• _WHAT IS BEING ASKED_:
Repeat the listing in full, word for word.

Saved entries
##############################

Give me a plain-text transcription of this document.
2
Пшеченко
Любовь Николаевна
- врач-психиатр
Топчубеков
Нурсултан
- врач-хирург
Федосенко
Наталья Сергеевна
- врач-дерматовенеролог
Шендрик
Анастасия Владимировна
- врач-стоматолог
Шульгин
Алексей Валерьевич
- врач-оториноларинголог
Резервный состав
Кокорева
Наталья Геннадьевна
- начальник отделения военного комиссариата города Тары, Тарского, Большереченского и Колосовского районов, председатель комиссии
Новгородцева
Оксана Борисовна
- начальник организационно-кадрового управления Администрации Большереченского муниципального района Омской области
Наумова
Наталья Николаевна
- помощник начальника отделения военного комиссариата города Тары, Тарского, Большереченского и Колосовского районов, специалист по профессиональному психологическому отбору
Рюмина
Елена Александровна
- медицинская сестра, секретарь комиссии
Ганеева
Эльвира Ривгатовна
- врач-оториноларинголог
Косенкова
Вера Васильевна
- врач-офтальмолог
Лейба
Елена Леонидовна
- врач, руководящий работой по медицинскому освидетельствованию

##############################

• _RESPONSE BELOW_:
Give me a plain-text transcription of this document.
2
Пшеченко
Любовь Николаевна
- врач-психиатр
Топчубеков
Нурсултан
- врач-хирург
Федосенко
Наталья Сергеевна
- врач-дерматовенеролог
Шендрик
Анастасия Владимировна
- врач-стоматолог
Шульгин
Алексей Валерьевич
- врач-оториноларинголог
Резервный состав
Кокорева
Наталья Геннадьевна
- начальник отделения военного комиссариата города Тары, Тарского, Большереченского и Колосовского районов, председатель комиссии
Новгородцева
Оксана Борисовна
- начальник организационно-кадрового управления Администрации Большереченского муниципального района Омской области
Наумова
Наталья Николаевна
- помощник начальника отделения военного комиссариата города Тары, Тарского, Большереченского и Колосовского районов, специалист по профессиональному психологическому отбору
Рюмина
Елена Александровна
- медицинская сестра, секретарь комиссии
Ганеева
Эльвира Ривгатовна
- врач-оториноларинголог
Косенкова
Вера Васильевна
- врач-офтальмолог
Лейба
Елена Леонидовна
- врач, руководящий работой по медицинскому освидетельствованию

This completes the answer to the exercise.